>> BEGIN Input material
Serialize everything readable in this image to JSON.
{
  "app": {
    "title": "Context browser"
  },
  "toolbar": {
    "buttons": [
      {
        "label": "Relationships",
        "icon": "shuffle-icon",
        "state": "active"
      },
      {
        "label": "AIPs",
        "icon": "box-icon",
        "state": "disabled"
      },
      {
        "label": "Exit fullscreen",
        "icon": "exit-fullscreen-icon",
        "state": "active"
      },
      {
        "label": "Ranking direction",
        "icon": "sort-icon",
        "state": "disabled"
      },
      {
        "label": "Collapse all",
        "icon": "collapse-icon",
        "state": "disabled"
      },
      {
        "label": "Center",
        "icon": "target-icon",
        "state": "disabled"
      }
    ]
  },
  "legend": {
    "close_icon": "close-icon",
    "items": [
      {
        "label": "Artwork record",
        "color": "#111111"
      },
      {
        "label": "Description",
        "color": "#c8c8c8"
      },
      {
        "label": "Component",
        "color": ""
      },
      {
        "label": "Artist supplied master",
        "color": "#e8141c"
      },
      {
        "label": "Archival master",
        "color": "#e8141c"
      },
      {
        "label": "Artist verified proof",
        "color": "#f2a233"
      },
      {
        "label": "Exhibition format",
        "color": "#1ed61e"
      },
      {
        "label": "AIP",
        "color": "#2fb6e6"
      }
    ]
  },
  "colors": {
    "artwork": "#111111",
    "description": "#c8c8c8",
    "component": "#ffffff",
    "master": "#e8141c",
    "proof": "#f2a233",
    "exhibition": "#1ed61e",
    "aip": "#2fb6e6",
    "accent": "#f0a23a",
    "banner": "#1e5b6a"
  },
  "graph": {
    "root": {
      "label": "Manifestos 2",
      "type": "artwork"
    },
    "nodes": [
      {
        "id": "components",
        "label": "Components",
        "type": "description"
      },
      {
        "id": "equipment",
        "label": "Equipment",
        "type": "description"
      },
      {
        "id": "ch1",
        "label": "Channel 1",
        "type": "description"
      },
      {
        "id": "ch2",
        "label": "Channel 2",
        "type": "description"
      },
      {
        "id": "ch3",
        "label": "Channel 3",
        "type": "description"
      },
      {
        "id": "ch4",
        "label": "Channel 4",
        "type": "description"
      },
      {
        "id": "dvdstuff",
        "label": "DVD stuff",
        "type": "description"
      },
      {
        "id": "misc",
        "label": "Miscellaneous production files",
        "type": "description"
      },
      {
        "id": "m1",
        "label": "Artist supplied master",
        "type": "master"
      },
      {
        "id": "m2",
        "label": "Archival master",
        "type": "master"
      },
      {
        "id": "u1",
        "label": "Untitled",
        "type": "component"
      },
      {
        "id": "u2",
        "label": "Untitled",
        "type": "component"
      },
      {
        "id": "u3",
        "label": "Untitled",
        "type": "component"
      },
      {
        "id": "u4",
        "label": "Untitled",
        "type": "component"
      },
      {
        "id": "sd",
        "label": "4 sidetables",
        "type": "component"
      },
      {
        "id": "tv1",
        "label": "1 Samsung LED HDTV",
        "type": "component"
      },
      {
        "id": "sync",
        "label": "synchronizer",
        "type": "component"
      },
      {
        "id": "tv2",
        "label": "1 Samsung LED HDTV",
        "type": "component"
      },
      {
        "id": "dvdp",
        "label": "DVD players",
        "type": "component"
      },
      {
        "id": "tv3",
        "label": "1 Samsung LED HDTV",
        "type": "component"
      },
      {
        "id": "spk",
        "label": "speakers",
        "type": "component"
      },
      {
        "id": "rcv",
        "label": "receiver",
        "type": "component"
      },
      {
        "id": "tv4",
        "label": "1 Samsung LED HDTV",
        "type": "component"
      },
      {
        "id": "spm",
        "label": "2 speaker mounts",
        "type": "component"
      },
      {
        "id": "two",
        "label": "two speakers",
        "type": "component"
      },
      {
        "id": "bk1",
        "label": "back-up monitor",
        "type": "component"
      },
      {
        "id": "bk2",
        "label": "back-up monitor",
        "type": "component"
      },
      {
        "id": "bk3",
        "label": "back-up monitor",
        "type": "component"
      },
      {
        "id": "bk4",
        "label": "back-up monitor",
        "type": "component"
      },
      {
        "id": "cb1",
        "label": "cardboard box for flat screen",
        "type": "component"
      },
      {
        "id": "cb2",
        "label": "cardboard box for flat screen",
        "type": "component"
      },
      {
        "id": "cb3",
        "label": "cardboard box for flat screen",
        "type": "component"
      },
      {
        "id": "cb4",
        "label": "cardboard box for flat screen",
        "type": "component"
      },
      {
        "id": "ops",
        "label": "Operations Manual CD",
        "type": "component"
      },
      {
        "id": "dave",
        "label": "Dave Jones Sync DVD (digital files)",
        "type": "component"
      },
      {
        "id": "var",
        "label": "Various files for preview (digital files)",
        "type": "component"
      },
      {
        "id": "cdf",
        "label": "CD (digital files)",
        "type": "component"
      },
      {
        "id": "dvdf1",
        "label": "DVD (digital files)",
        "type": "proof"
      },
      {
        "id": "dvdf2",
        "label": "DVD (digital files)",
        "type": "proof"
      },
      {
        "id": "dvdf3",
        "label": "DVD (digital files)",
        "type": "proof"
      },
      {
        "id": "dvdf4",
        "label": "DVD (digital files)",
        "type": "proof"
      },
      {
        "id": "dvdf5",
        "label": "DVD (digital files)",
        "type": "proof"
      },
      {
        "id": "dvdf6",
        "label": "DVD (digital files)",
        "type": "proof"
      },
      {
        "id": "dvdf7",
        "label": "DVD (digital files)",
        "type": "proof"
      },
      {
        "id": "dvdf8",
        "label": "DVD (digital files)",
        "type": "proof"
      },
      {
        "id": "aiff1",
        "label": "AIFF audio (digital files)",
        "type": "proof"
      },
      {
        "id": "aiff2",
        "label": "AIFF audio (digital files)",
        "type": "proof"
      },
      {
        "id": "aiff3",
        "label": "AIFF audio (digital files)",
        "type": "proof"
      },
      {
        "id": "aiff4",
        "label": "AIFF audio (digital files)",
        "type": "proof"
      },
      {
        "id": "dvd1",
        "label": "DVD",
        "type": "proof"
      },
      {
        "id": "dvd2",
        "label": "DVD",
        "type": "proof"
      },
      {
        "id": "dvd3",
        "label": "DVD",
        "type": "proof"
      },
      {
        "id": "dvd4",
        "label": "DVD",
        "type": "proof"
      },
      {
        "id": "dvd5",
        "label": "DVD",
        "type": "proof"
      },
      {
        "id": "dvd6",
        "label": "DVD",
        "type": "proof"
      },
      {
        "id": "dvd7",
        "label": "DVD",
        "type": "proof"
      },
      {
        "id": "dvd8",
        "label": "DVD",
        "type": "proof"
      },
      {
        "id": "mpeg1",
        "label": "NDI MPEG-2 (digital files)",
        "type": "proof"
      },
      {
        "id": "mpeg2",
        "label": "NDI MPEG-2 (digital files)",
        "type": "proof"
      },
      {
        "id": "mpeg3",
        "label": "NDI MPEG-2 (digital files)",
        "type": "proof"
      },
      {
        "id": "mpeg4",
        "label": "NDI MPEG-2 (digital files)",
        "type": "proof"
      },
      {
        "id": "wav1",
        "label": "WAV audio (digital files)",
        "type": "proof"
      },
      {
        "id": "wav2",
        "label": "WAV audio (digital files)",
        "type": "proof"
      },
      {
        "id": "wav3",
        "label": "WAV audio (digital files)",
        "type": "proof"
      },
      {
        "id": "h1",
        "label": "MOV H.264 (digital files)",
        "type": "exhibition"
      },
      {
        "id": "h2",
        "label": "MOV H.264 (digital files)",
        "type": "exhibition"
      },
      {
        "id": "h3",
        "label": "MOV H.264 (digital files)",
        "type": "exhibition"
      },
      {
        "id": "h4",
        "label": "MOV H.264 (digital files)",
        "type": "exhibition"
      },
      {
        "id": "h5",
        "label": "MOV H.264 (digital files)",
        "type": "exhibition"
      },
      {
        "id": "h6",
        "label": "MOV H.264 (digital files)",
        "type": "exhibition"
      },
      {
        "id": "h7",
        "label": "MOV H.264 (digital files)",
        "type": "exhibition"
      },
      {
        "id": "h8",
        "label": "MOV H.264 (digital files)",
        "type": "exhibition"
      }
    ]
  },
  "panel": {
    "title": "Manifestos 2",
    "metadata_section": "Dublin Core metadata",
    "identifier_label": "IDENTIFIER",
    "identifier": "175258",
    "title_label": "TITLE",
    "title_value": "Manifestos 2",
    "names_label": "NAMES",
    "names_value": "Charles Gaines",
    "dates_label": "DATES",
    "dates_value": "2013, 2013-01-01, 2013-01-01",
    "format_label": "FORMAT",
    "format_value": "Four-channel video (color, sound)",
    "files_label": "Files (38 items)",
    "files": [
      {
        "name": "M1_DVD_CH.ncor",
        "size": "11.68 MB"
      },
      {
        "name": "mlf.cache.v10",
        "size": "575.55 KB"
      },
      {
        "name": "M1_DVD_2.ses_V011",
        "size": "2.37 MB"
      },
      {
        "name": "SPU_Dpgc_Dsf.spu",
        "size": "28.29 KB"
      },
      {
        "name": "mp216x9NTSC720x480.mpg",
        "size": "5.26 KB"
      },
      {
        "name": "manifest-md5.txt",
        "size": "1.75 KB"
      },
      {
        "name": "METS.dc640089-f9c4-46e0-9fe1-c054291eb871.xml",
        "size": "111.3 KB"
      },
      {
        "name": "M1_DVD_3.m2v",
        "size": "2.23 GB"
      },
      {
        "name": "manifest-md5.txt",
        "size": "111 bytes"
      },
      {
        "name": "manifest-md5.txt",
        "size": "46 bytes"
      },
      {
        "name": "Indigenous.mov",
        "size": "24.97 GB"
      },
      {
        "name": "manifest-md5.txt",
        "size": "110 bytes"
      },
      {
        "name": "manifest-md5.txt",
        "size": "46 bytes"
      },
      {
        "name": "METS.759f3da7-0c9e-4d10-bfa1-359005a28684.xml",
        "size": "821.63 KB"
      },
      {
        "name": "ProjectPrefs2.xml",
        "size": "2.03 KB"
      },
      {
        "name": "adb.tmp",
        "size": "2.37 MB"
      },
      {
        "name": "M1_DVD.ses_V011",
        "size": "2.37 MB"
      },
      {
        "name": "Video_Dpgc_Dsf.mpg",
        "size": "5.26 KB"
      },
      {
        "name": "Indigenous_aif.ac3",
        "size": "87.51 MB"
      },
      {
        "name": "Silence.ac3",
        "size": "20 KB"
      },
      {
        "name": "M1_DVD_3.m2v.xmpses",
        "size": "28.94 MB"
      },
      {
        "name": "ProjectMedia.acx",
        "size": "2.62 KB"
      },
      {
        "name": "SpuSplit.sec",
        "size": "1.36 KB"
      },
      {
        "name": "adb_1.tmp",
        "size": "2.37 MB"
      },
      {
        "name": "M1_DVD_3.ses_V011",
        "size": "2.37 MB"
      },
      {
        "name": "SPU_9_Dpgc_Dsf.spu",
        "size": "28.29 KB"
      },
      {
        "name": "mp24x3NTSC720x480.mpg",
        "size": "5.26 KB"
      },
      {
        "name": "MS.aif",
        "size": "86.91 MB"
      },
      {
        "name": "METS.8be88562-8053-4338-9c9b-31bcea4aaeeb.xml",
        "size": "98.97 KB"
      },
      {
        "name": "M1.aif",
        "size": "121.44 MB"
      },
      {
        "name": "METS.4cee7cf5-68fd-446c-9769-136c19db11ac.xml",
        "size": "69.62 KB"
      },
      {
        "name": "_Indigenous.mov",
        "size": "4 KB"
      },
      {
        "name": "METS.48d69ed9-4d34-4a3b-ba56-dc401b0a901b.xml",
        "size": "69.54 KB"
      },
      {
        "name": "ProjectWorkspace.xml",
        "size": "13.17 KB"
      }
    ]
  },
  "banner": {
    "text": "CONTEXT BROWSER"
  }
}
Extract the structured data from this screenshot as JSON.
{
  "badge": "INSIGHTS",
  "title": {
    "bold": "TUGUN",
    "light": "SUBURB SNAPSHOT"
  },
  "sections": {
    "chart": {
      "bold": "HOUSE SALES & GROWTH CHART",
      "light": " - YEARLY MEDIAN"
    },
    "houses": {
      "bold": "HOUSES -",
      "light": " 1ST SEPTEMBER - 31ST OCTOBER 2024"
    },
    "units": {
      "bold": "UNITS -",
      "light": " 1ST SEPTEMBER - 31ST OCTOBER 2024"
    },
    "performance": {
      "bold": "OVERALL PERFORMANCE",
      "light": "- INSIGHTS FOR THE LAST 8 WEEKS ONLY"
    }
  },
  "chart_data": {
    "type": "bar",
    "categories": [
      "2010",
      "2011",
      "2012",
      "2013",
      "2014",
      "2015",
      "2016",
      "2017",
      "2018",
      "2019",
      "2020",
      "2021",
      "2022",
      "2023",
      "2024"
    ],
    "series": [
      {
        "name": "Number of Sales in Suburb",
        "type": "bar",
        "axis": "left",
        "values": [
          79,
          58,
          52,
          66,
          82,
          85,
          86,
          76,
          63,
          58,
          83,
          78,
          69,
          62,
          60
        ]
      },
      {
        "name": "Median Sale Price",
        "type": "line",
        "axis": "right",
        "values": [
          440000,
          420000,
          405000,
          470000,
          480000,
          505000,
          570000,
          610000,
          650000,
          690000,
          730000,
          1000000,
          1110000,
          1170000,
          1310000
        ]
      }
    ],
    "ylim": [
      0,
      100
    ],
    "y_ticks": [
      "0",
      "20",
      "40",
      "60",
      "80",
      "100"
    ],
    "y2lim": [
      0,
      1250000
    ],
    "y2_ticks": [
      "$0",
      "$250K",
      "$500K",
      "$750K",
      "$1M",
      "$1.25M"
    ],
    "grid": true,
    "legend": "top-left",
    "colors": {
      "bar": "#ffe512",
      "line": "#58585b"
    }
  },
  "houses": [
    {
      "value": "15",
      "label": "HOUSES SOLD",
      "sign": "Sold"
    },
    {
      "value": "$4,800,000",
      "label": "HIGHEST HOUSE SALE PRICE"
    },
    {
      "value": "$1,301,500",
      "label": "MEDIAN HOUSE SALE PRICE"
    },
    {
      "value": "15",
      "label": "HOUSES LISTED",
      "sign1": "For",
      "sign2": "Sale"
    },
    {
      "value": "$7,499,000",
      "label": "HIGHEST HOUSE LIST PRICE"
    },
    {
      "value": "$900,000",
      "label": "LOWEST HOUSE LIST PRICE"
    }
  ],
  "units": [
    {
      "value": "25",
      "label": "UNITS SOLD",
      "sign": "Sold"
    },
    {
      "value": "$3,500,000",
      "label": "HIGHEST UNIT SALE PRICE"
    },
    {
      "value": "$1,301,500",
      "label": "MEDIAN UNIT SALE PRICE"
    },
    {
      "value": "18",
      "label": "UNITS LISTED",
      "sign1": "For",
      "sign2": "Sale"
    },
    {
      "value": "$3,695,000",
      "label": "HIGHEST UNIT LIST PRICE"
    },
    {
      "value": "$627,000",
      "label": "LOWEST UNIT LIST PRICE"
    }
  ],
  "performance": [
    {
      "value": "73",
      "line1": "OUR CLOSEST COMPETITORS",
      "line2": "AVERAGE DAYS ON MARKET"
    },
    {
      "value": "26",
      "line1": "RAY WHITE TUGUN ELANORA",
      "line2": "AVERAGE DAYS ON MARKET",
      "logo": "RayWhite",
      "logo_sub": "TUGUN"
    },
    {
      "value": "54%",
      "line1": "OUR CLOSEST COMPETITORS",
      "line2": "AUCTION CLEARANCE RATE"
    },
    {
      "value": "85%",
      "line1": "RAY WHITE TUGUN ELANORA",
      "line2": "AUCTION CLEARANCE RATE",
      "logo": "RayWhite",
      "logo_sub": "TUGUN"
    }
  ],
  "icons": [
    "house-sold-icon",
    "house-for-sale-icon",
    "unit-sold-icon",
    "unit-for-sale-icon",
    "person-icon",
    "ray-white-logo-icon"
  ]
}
>> END Input material
What you are asked to do: Tally the lines containing "AVERAGE". Provide the number without any other words.

Solved exercise: 2